• **WHAT YOU WILL DO**
Where the string "West" occurs in the material below, report the whole line.
— Start —
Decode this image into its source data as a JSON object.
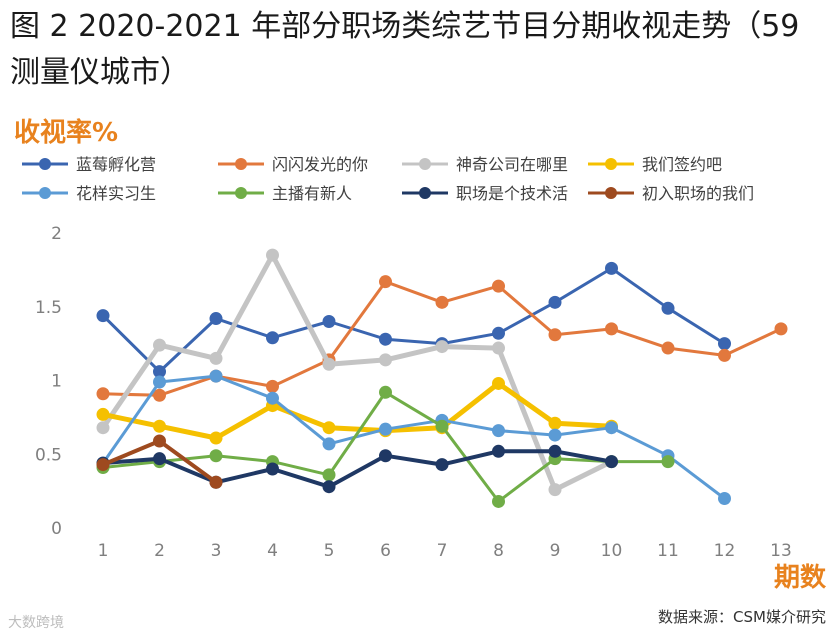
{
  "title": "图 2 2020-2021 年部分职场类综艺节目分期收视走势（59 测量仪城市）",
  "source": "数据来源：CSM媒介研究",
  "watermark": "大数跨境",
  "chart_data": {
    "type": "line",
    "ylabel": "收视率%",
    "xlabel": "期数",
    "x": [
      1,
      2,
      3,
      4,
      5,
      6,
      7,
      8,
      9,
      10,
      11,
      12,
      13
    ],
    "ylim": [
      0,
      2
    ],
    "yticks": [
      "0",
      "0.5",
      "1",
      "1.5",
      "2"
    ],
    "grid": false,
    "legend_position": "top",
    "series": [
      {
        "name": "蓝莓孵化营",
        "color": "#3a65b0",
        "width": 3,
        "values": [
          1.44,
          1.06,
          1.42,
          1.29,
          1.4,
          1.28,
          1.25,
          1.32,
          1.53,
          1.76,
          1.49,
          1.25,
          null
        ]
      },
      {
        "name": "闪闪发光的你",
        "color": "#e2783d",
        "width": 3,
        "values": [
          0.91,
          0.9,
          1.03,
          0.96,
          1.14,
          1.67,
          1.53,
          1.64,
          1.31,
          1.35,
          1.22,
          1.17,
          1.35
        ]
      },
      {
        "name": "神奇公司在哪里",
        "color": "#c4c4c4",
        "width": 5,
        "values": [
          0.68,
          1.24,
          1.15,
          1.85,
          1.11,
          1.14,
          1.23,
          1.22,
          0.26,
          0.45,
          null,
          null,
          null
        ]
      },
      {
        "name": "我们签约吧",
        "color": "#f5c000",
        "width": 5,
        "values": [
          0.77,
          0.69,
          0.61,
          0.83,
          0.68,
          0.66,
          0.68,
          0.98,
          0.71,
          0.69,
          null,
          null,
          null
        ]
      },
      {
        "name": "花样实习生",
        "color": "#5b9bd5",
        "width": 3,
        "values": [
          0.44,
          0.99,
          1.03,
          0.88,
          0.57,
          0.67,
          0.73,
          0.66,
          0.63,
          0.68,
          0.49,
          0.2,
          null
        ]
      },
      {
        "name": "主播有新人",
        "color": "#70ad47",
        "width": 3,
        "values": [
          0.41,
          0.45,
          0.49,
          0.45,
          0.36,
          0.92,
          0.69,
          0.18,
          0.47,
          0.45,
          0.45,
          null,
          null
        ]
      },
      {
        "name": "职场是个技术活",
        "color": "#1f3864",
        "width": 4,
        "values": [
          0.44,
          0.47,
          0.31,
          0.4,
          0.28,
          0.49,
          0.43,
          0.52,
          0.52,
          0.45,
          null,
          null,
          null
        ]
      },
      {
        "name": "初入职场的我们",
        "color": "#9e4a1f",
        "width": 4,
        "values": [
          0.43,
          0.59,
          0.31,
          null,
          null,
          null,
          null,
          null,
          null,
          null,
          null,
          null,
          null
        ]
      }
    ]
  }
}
— End —
— Start —
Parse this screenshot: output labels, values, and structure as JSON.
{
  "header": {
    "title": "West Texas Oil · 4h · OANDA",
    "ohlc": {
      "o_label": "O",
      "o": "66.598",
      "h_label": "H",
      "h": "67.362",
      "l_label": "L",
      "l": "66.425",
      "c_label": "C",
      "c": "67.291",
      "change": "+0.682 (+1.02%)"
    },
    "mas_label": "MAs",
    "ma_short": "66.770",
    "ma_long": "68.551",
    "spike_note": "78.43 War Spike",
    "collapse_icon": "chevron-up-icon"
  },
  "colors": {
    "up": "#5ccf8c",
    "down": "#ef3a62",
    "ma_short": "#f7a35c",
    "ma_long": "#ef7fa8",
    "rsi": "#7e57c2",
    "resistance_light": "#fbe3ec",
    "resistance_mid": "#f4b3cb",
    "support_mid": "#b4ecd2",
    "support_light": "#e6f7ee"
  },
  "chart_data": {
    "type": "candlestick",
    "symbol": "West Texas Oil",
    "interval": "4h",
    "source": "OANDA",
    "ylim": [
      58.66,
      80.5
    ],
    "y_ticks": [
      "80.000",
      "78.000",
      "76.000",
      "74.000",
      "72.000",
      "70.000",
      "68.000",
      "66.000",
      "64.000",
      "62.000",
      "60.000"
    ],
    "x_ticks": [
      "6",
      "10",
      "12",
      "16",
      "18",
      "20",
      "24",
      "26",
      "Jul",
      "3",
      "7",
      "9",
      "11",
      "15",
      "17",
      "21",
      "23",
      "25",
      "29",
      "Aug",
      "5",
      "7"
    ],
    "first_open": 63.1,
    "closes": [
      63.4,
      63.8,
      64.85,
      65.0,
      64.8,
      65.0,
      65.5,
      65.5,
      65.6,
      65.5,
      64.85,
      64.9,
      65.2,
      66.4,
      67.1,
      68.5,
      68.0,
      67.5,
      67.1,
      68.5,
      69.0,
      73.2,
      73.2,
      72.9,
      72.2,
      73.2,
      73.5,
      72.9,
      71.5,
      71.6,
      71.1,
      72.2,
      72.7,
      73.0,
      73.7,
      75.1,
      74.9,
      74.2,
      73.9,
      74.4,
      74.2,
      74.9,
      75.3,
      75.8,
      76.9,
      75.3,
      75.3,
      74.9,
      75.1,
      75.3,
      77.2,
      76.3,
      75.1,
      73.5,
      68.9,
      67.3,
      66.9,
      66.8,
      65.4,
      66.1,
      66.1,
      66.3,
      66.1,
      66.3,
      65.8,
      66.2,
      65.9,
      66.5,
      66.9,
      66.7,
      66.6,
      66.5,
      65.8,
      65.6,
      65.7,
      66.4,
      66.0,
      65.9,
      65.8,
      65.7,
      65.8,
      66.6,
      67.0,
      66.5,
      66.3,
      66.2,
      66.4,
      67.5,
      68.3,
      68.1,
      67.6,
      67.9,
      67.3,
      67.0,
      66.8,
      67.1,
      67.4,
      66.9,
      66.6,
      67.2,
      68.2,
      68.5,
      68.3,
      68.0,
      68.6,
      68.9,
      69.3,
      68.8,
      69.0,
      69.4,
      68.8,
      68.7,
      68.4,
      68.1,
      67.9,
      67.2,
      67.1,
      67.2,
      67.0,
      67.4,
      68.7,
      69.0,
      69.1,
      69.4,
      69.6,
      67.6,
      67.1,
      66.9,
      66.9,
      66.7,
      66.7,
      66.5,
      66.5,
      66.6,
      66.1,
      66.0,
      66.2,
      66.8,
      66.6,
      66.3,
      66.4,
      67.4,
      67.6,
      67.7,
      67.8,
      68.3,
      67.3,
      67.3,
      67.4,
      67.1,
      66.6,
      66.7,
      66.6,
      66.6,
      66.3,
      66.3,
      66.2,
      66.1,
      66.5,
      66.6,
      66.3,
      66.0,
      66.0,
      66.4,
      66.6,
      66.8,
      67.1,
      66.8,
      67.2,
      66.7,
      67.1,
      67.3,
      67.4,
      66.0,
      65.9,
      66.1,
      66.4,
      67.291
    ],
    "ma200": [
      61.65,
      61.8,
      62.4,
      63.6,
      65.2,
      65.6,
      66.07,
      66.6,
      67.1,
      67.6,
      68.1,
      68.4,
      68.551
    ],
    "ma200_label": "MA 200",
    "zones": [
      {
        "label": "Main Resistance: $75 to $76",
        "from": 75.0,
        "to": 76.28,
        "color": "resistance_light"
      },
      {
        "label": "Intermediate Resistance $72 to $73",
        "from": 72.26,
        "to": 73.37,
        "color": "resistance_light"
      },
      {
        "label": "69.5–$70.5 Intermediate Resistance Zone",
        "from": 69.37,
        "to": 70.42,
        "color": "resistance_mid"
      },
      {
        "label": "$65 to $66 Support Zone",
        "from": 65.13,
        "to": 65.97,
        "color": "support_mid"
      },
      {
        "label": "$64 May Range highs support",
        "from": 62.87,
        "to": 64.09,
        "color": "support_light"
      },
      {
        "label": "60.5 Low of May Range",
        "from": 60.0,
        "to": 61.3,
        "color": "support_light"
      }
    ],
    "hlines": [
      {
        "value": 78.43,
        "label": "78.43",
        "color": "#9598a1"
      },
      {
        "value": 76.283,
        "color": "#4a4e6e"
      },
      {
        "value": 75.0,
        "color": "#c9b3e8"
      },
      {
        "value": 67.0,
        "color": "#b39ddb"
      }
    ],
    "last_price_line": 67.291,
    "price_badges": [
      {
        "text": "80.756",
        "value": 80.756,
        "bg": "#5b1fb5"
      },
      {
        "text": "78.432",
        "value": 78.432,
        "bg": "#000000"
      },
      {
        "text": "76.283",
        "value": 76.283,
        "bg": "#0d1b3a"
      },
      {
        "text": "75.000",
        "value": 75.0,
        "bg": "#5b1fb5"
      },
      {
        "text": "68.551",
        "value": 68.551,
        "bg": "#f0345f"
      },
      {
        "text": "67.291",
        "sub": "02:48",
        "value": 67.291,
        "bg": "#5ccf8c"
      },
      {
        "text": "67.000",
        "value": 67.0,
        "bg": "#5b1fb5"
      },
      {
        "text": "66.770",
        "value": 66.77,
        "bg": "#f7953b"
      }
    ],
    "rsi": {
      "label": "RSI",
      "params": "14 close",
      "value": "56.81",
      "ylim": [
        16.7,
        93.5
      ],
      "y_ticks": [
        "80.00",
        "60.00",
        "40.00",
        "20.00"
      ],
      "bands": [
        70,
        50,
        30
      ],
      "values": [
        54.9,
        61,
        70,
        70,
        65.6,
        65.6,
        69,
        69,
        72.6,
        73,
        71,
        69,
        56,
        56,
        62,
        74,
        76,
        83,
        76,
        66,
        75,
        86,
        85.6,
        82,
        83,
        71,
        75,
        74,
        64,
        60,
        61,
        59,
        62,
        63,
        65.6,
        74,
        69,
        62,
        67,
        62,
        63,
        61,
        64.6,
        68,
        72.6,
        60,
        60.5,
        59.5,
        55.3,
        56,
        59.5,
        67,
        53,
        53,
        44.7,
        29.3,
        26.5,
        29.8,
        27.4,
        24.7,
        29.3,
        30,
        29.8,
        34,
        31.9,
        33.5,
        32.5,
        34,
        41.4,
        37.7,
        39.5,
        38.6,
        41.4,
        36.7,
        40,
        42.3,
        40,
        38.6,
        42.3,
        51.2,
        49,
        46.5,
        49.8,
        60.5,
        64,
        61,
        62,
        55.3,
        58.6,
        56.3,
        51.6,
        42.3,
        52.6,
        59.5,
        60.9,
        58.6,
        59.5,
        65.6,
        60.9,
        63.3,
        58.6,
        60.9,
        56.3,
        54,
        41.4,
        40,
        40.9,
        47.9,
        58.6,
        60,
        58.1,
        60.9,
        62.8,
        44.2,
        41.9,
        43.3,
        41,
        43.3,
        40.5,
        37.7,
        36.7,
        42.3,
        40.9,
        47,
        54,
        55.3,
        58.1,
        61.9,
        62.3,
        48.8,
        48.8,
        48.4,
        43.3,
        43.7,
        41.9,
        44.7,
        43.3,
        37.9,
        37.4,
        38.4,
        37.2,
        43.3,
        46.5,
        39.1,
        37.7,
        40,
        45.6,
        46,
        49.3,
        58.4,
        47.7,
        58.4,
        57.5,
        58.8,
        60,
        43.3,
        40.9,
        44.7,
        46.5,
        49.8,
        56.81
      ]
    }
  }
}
— End —
• **RESPONSE TO THE TASK**
    "title": "West Texas Oil · 4h · OANDA",
    "symbol": "West Texas Oil",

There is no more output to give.